==== 本文抜粋
ヴィルツの縦パスをボックス左で受けたエキティケが、ヴィルツに戻して中央へ。ヴィルツのラストパスが再度エキティケに通ると、コースを消そうとした鎌田大地の股間を抜けた美しいシュートが左のサイドネットに届きました。ウェンブリーで開催されたコミュニティシールドは、開始4分にスコアが動きました。

2人の新戦力のコンビネーションで先制したリヴァプールは、上々のスタート。終盤までイーブンで耐えたかったクリスタル・パレスは、追加点を許すわけにはいきません。最前線のエキティケの後ろにサラー、ヴィルツ、ガクポ。サイドから攻め上がるジェレミー・フリンポンとケルケズは、マテタ、エゼ、イスマイラ・サールが繰り出すカウンターへの対応も注目ポイントです。

12分のFKから左を狙ったエゼのミドルは、ショボスライの背中に当たってCK。イーグルスが追いついたのは17分でした。鎌田大地のスルーパスでマテタがラインの裏に飛び出し、アリソンと1対1になってかわそうとすると、ボールをよく見ていた守護神が足でブロック。コナテが右に出したボールをさらったタイリック・ミッチェルは、すかさずイスマイラ・サールに預けました。

中央に持ち込んだ7番に足を出したファン・ダイクは、カットできると思ったのでしょう。しかしキャプテンが出した足に触れたのは、ボールではなくアタッカーの左足でした。ジャッジはPK、今や絶対的エースのマテタが冷静に右に決めて1-1。イーブンに戻したFAカップの覇者は、たった4分で再びビハインドを背負ってしまいました。

ショボスライのサイドチェンジを右サイドでキープしたのは、ジェレミー・フリンポン。縦に持ってタイリック・ミッチェルをかわすと、ふわりと浮かしたクロスがディーン・ヘンダーソンの指先を越えてファーのサイドネットに落下しました。幸運な勝ち越しゴールが決まった瞬間、絶叫するレッズサポーター。期待のニューフェイスが連発という最高の展開です。
========
==== 資料
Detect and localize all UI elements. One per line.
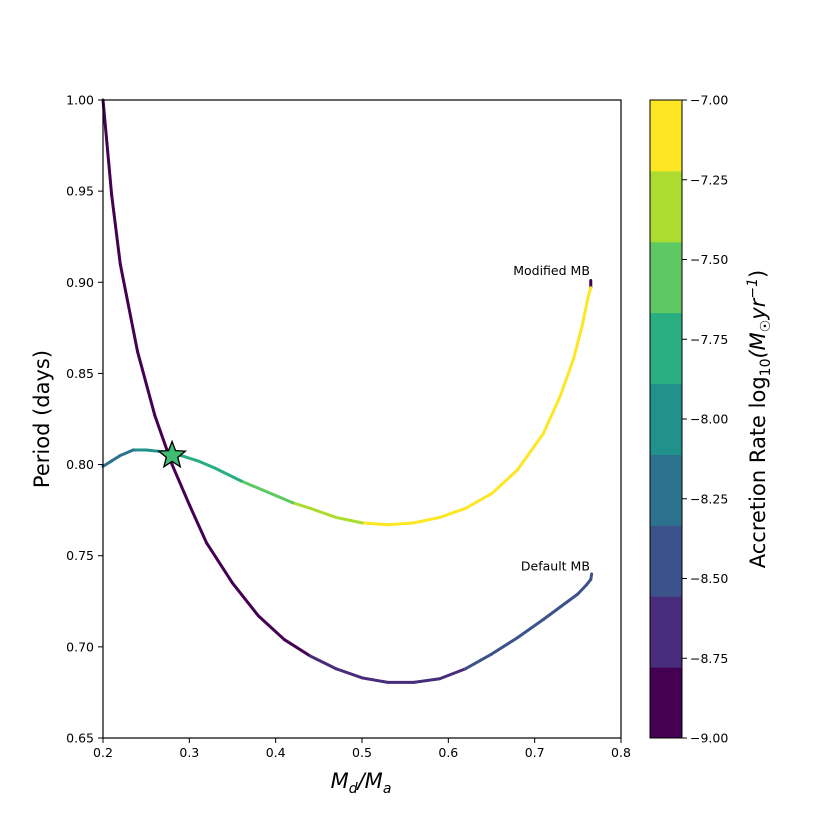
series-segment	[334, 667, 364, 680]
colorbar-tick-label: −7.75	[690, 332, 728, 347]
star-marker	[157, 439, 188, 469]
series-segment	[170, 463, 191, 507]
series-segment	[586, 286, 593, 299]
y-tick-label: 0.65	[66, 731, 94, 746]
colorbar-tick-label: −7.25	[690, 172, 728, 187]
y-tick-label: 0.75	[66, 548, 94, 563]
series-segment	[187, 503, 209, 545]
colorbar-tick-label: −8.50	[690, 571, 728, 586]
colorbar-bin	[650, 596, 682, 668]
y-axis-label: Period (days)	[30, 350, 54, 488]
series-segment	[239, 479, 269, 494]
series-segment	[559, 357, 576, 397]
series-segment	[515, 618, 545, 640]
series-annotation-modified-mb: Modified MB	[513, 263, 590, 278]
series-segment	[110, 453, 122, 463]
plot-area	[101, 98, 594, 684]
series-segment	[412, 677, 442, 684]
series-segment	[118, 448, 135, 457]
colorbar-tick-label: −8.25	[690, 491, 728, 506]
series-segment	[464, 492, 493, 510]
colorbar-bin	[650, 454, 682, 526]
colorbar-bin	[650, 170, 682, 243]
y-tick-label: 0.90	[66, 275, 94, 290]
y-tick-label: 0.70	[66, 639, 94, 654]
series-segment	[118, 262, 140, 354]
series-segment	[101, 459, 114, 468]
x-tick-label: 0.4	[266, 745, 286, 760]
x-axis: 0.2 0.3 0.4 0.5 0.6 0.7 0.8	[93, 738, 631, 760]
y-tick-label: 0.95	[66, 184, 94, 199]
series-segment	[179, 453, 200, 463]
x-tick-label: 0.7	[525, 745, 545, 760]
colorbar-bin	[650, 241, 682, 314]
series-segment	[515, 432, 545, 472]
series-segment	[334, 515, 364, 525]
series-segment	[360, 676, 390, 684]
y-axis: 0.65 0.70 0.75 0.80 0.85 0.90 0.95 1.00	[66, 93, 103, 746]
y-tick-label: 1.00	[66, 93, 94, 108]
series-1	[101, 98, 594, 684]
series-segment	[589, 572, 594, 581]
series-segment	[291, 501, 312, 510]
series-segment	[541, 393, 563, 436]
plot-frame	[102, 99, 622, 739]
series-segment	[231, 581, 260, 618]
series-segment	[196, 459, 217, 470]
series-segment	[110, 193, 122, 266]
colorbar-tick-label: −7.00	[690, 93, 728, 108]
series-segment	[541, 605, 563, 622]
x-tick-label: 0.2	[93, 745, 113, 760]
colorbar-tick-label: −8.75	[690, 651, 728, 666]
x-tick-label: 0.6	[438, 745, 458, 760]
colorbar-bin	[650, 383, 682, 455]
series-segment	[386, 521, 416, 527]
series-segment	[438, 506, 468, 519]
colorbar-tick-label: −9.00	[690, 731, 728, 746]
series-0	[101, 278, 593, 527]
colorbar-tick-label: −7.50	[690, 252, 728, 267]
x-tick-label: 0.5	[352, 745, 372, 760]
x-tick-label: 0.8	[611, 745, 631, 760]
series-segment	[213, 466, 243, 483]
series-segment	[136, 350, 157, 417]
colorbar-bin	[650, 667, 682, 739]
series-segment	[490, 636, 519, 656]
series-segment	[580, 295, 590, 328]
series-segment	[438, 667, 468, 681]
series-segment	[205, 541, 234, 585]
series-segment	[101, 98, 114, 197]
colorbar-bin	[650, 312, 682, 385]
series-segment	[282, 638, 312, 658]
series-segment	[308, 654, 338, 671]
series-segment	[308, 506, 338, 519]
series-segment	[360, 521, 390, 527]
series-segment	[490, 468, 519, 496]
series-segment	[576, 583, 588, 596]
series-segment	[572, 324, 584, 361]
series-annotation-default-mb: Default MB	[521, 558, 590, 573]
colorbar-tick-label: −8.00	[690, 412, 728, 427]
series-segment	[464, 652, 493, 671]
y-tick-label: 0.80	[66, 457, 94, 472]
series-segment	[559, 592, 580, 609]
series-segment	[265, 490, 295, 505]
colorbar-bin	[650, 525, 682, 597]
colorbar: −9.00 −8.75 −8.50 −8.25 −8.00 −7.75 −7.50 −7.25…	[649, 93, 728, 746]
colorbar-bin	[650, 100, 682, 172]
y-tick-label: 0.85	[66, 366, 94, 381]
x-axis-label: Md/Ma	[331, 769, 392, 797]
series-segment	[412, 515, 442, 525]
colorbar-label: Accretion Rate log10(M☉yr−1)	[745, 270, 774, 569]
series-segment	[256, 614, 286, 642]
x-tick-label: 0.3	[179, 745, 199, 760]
========
課題内容: 本文抜粋によると、クリスタル・パレスにPKが与えられたのはなぜですか。1～3文で説明してください。 記録は別の出典から取られたものです。

解答: 中央に持ち込んだ7番に対し、ファン・ダイクがボールをカットしようと足を出しました。しかしその足が触れたのはボールではなく、アタッカーの左足だったため、PKの判定になりました。